[Records from a collection]

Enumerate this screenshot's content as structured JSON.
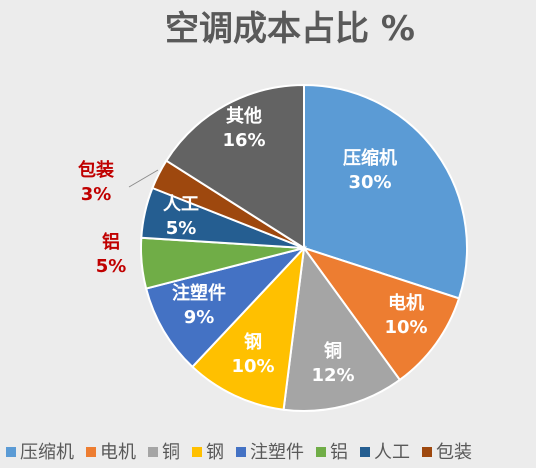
{
  "chart_data": {
    "type": "pie",
    "title": "空调成本占比 %",
    "categories": [
      "压缩机",
      "电机",
      "铜",
      "钢",
      "注塑件",
      "铝",
      "人工",
      "包装",
      "其他"
    ],
    "values": [
      30,
      10,
      12,
      10,
      9,
      5,
      5,
      3,
      16
    ],
    "value_labels": [
      "30%",
      "10%",
      "12%",
      "10%",
      "9%",
      "5%",
      "5%",
      "3%",
      "16%"
    ],
    "colors": [
      "#5b9bd5",
      "#ed7d31",
      "#a5a5a5",
      "#ffc000",
      "#4472c4",
      "#70ad47",
      "#255e91",
      "#9e480e",
      "#636363"
    ],
    "legend": {
      "position": "bottom",
      "entries": [
        "压缩机",
        "电机",
        "铜",
        "钢",
        "注塑件",
        "铝",
        "人工",
        "包装"
      ]
    },
    "grid": false
  }
}
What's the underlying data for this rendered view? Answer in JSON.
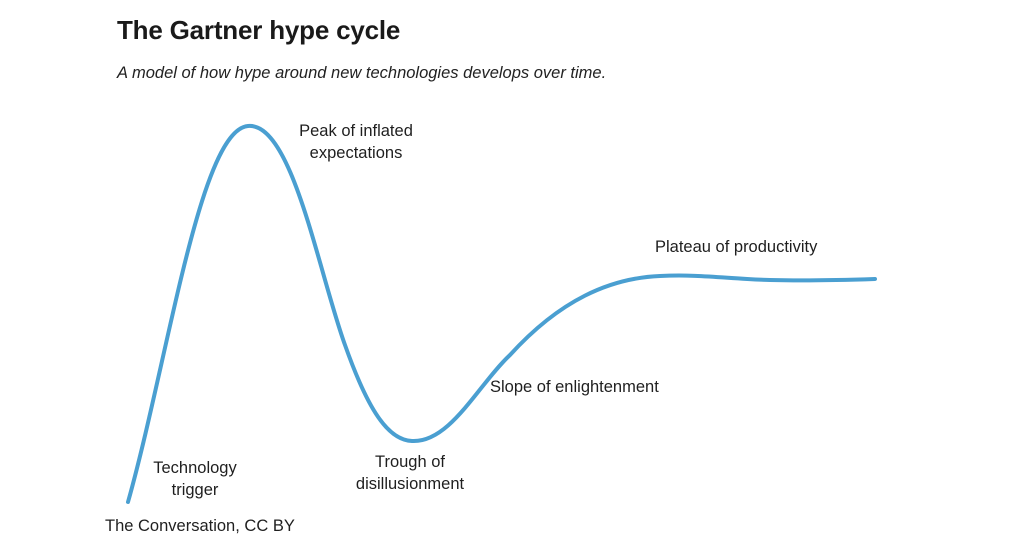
{
  "header": {
    "title": "The Gartner hype cycle",
    "subtitle": "A model of how hype around new technologies develops over time."
  },
  "stages": {
    "peak": "Peak of inflated\nexpectations",
    "trigger": "Technology\ntrigger",
    "trough": "Trough of\ndisillusionment",
    "slope": "Slope of enlightenment",
    "plateau": "Plateau of productivity"
  },
  "footer": {
    "credit": "The Conversation, CC BY"
  },
  "colors": {
    "curve": "#4a9fd1",
    "text": "#1a1a1a"
  }
}
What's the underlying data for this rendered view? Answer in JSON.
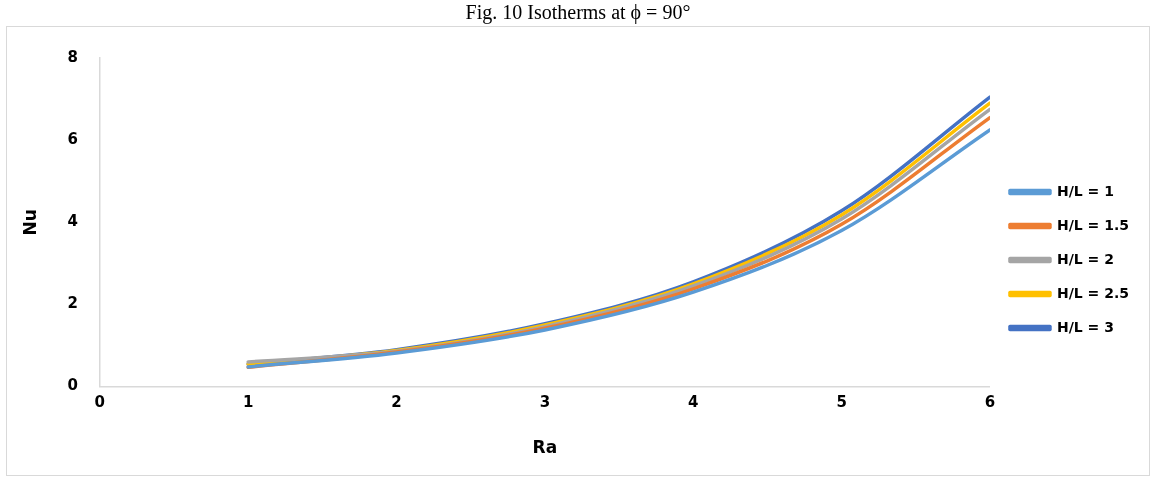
{
  "chart_data": {
    "type": "line",
    "xlabel": "Ra",
    "ylabel": "Nu",
    "annotations": [
      "Fig. 10 Isotherms at ϕ = 90°"
    ],
    "x": [
      1,
      2,
      3,
      4,
      5,
      6
    ],
    "xlim": [
      0,
      6
    ],
    "xticks": [
      0,
      1,
      2,
      3,
      4,
      5,
      6
    ],
    "ylim": [
      0,
      8
    ],
    "yticks": [
      0,
      2,
      4,
      6,
      8
    ],
    "grid": false,
    "legend": "right",
    "marker": "none",
    "line_style": "solid",
    "series": [
      {
        "name": "H/L = 1",
        "color": "#5b9bd5",
        "values": [
          0.48,
          0.82,
          1.38,
          2.3,
          3.8,
          6.25
        ]
      },
      {
        "name": "H/L = 1.5",
        "color": "#ed7d31",
        "values": [
          0.47,
          0.84,
          1.42,
          2.38,
          3.95,
          6.55
        ]
      },
      {
        "name": "H/L = 2",
        "color": "#a5a5a5",
        "values": [
          0.6,
          0.86,
          1.46,
          2.45,
          4.08,
          6.75
        ]
      },
      {
        "name": "H/L = 2.5",
        "color": "#ffc000",
        "values": [
          0.55,
          0.88,
          1.5,
          2.5,
          4.18,
          6.9
        ]
      },
      {
        "name": "H/L = 3",
        "color": "#4472c4",
        "values": [
          0.55,
          0.9,
          1.53,
          2.55,
          4.28,
          7.05
        ]
      }
    ]
  }
}
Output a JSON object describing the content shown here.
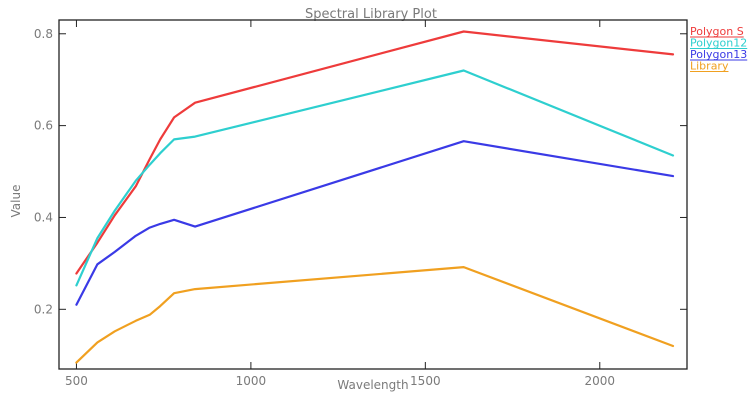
{
  "chart_data": {
    "type": "line",
    "title": "Spectral Library Plot",
    "xlabel": "Wavelength",
    "ylabel": "Value",
    "xlim": [
      450,
      2250
    ],
    "ylim": [
      0.07,
      0.83
    ],
    "xticks": [
      500,
      1000,
      1500,
      2000
    ],
    "yticks": [
      0.2,
      0.4,
      0.6,
      0.8
    ],
    "xtick_labels": [
      "500",
      "1000",
      "1500",
      "2000"
    ],
    "ytick_labels": [
      "0.2",
      "0.4",
      "0.6",
      "0.8"
    ],
    "grid": false,
    "legend_position": "right",
    "series": [
      {
        "name": "Polygon S",
        "color": "#ee3b3b",
        "x": [
          500,
          560,
          610,
          670,
          710,
          740,
          780,
          840,
          1610,
          2210
        ],
        "y": [
          0.278,
          0.345,
          0.405,
          0.468,
          0.527,
          0.57,
          0.618,
          0.65,
          0.805,
          0.755
        ]
      },
      {
        "name": "Polygon12",
        "color": "#2ecfcf",
        "x": [
          500,
          560,
          610,
          670,
          710,
          740,
          780,
          840,
          1610,
          2210
        ],
        "y": [
          0.252,
          0.355,
          0.415,
          0.48,
          0.515,
          0.54,
          0.57,
          0.576,
          0.72,
          0.535
        ]
      },
      {
        "name": "Polygon13",
        "color": "#3a3ae6",
        "x": [
          500,
          560,
          610,
          670,
          710,
          740,
          780,
          840,
          1610,
          2210
        ],
        "y": [
          0.21,
          0.298,
          0.325,
          0.36,
          0.378,
          0.386,
          0.395,
          0.38,
          0.566,
          0.49
        ]
      },
      {
        "name": "Library",
        "color": "#f0a020",
        "x": [
          500,
          560,
          610,
          670,
          710,
          740,
          780,
          840,
          1610,
          2210
        ],
        "y": [
          0.084,
          0.128,
          0.152,
          0.175,
          0.188,
          0.207,
          0.235,
          0.244,
          0.292,
          0.12
        ]
      }
    ]
  }
}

> _Problem_
In how many lines does the word "Library" appear? Respond with the number alone.

> _Task answer_
2